-- THE INPUT --
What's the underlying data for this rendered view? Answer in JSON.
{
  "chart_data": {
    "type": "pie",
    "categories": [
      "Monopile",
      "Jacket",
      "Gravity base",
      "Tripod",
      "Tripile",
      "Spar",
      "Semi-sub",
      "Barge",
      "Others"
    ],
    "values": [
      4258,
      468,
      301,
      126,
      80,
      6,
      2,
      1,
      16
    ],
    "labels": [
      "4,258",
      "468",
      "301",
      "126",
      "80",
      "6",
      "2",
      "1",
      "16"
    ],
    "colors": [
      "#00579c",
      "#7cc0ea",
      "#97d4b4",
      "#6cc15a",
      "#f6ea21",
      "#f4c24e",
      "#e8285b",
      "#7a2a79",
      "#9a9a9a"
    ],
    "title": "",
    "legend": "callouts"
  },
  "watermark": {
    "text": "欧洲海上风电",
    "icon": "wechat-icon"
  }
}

-- REQUEST --
All of the entries above should be written out again exactly.

-- OUTPUT FOR THIS TASK --
What's the underlying data for this rendered view? Answer in JSON.
{
  "chart_data": {
    "type": "pie",
    "categories": [
      "Monopile",
      "Jacket",
      "Gravity base",
      "Tripod",
      "Tripile",
      "Spar",
      "Semi-sub",
      "Barge",
      "Others"
    ],
    "values": [
      4258,
      468,
      301,
      126,
      80,
      6,
      2,
      1,
      16
    ],
    "labels": [
      "4,258",
      "468",
      "301",
      "126",
      "80",
      "6",
      "2",
      "1",
      "16"
    ],
    "colors": [
      "#00579c",
      "#7cc0ea",
      "#97d4b4",
      "#6cc15a",
      "#f6ea21",
      "#f4c24e",
      "#e8285b",
      "#7a2a79",
      "#9a9a9a"
    ],
    "title": "",
    "legend": "callouts"
  },
  "watermark": {
    "text": "欧洲海上风电",
    "icon": "wechat-icon"
  }
}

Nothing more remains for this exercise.